** EXERCISE GOAL **
Look through the listing for the word "llamada". Copy each line that has it.

[start EXERCISE MATERIAL]

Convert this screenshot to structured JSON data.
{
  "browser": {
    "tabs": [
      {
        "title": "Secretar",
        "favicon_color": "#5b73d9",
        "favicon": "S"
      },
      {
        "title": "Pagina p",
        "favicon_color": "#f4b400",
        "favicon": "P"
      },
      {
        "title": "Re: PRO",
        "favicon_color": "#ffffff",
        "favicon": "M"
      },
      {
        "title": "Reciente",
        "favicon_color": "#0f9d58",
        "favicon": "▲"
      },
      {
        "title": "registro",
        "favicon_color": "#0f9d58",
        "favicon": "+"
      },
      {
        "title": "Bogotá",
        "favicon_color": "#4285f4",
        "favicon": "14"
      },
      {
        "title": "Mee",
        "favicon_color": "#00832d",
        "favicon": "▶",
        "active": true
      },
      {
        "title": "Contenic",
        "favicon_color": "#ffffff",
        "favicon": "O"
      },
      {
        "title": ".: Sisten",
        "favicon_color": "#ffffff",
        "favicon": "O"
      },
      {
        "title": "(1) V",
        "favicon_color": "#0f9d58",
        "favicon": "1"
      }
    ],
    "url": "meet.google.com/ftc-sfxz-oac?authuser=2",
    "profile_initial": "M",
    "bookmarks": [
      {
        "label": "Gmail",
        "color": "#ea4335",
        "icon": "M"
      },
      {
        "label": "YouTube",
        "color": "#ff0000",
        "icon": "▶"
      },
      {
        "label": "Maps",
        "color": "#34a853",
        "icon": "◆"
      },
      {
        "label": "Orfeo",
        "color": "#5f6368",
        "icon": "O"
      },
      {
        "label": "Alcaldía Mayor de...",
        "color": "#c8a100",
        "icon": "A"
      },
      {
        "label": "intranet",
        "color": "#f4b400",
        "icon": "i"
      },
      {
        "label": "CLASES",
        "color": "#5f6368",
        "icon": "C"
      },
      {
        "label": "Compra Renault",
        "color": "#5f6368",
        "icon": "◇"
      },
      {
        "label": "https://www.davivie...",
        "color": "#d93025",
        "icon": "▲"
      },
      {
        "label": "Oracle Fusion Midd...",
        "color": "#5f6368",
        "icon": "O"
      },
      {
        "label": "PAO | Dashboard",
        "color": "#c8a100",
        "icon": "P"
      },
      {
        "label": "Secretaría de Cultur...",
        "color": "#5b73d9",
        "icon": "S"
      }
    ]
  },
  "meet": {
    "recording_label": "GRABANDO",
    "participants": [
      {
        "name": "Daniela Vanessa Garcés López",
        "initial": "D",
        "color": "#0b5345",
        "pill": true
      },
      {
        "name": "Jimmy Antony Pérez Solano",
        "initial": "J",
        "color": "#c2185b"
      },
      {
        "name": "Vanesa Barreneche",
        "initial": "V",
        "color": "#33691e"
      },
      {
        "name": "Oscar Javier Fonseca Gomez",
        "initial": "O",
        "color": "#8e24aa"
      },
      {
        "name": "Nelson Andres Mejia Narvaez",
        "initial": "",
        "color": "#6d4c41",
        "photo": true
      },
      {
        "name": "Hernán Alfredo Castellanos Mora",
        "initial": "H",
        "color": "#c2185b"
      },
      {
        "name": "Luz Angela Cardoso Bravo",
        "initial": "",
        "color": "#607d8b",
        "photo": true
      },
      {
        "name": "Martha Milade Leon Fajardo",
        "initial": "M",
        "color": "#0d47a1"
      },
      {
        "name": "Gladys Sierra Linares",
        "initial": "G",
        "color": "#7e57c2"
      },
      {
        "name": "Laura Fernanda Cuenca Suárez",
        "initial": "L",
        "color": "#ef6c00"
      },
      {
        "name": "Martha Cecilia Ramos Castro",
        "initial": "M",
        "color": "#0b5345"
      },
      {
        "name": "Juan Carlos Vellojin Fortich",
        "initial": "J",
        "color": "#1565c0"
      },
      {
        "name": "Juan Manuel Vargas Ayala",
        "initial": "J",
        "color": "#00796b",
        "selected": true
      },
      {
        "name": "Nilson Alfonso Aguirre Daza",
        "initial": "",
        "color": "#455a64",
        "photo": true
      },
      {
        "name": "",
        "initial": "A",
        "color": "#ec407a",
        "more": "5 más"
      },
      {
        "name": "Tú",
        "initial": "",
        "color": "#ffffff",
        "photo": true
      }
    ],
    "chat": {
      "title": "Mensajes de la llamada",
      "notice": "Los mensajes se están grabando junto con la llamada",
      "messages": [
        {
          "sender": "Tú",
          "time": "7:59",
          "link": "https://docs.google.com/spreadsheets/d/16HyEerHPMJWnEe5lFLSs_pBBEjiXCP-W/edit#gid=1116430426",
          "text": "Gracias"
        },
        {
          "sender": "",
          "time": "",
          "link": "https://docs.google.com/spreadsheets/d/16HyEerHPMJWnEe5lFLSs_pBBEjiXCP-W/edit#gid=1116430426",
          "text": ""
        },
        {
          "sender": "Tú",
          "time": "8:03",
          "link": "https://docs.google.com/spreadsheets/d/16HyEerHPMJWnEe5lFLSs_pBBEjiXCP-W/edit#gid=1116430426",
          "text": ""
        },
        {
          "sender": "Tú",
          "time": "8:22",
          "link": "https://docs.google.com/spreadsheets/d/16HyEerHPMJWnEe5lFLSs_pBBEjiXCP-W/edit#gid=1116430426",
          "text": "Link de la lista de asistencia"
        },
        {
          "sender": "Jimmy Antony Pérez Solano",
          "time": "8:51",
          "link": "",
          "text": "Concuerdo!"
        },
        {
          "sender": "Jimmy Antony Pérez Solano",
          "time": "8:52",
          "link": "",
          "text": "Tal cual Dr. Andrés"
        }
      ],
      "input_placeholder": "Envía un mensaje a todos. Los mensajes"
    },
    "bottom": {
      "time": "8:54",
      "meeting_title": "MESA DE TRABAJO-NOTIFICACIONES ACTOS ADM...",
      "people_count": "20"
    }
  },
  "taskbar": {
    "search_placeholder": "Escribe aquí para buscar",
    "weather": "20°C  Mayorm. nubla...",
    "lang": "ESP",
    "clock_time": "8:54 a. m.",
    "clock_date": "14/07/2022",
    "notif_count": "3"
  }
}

[end EXERCISE MATERIAL]

** RESULT BELOW **
      "title": "Mensajes de la llamada",
      "notice": "Los mensajes se están grabando junto con la llamada",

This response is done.